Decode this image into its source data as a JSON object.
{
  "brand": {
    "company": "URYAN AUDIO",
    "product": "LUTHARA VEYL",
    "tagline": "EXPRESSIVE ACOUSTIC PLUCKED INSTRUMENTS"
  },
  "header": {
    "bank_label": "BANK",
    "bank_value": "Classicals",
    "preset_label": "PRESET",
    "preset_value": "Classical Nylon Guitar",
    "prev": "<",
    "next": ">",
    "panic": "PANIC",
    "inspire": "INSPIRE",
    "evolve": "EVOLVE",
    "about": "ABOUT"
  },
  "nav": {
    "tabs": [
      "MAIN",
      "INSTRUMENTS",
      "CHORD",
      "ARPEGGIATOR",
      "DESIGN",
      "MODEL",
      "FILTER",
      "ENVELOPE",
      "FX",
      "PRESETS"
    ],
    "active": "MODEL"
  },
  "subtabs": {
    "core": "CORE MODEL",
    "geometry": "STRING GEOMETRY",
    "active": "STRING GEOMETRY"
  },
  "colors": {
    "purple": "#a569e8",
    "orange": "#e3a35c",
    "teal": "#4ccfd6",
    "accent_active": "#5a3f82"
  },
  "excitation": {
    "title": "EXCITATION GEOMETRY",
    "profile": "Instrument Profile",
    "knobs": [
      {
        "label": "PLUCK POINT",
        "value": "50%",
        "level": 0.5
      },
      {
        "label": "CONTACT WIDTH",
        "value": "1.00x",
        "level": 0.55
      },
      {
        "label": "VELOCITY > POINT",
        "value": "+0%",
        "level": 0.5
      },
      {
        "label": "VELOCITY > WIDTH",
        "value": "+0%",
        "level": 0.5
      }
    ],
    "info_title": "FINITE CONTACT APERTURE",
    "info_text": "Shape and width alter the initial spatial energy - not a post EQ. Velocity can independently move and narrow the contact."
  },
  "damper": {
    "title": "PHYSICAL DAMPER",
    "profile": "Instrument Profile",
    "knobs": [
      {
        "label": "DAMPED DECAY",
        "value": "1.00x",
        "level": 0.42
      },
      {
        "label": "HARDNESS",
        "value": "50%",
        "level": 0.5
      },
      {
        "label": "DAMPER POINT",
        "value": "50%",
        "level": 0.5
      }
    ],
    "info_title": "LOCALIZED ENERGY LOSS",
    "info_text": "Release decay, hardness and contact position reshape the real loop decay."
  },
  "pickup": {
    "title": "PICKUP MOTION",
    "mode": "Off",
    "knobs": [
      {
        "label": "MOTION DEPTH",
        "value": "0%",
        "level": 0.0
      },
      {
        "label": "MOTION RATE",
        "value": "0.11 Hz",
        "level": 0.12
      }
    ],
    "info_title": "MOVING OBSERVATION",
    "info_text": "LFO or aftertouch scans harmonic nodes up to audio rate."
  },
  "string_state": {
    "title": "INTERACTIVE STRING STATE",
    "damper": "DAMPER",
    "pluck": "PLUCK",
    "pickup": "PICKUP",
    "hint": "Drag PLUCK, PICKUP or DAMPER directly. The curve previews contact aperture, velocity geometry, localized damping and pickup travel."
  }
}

################

What is needed: Using the data above, print every record exactly as shown.

Answer below:
Decode this image into its source data as a JSON object.
{
  "brand": {
    "company": "URYAN AUDIO",
    "product": "LUTHARA VEYL",
    "tagline": "EXPRESSIVE ACOUSTIC PLUCKED INSTRUMENTS"
  },
  "header": {
    "bank_label": "BANK",
    "bank_value": "Classicals",
    "preset_label": "PRESET",
    "preset_value": "Classical Nylon Guitar",
    "prev": "<",
    "next": ">",
    "panic": "PANIC",
    "inspire": "INSPIRE",
    "evolve": "EVOLVE",
    "about": "ABOUT"
  },
  "nav": {
    "tabs": [
      "MAIN",
      "INSTRUMENTS",
      "CHORD",
      "ARPEGGIATOR",
      "DESIGN",
      "MODEL",
      "FILTER",
      "ENVELOPE",
      "FX",
      "PRESETS"
    ],
    "active": "MODEL"
  },
  "subtabs": {
    "core": "CORE MODEL",
    "geometry": "STRING GEOMETRY",
    "active": "STRING GEOMETRY"
  },
  "colors": {
    "purple": "#a569e8",
    "orange": "#e3a35c",
    "teal": "#4ccfd6",
    "accent_active": "#5a3f82"
  },
  "excitation": {
    "title": "EXCITATION GEOMETRY",
    "profile": "Instrument Profile",
    "knobs": [
      {
        "label": "PLUCK POINT",
        "value": "50%",
        "level": 0.5
      },
      {
        "label": "CONTACT WIDTH",
        "value": "1.00x",
        "level": 0.55
      },
      {
        "label": "VELOCITY > POINT",
        "value": "+0%",
        "level": 0.5
      },
      {
        "label": "VELOCITY > WIDTH",
        "value": "+0%",
        "level": 0.5
      }
    ],
    "info_title": "FINITE CONTACT APERTURE",
    "info_text": "Shape and width alter the initial spatial energy - not a post EQ. Velocity can independently move and narrow the contact."
  },
  "damper": {
    "title": "PHYSICAL DAMPER",
    "profile": "Instrument Profile",
    "knobs": [
      {
        "label": "DAMPED DECAY",
        "value": "1.00x",
        "level": 0.42
      },
      {
        "label": "HARDNESS",
        "value": "50%",
        "level": 0.5
      },
      {
        "label": "DAMPER POINT",
        "value": "50%",
        "level": 0.5
      }
    ],
    "info_title": "LOCALIZED ENERGY LOSS",
    "info_text": "Release decay, hardness and contact position reshape the real loop decay."
  },
  "pickup": {
    "title": "PICKUP MOTION",
    "mode": "Off",
    "knobs": [
      {
        "label": "MOTION DEPTH",
        "value": "0%",
        "level": 0.0
      },
      {
        "label": "MOTION RATE",
        "value": "0.11 Hz",
        "level": 0.12
      }
    ],
    "info_title": "MOVING OBSERVATION",
    "info_text": "LFO or aftertouch scans harmonic nodes up to audio rate."
  },
  "string_state": {
    "title": "INTERACTIVE STRING STATE",
    "damper": "DAMPER",
    "pluck": "PLUCK",
    "pickup": "PICKUP",
    "hint": "Drag PLUCK, PICKUP or DAMPER directly. The curve previews contact aperture, velocity geometry, localized damping and pickup travel."
  }
}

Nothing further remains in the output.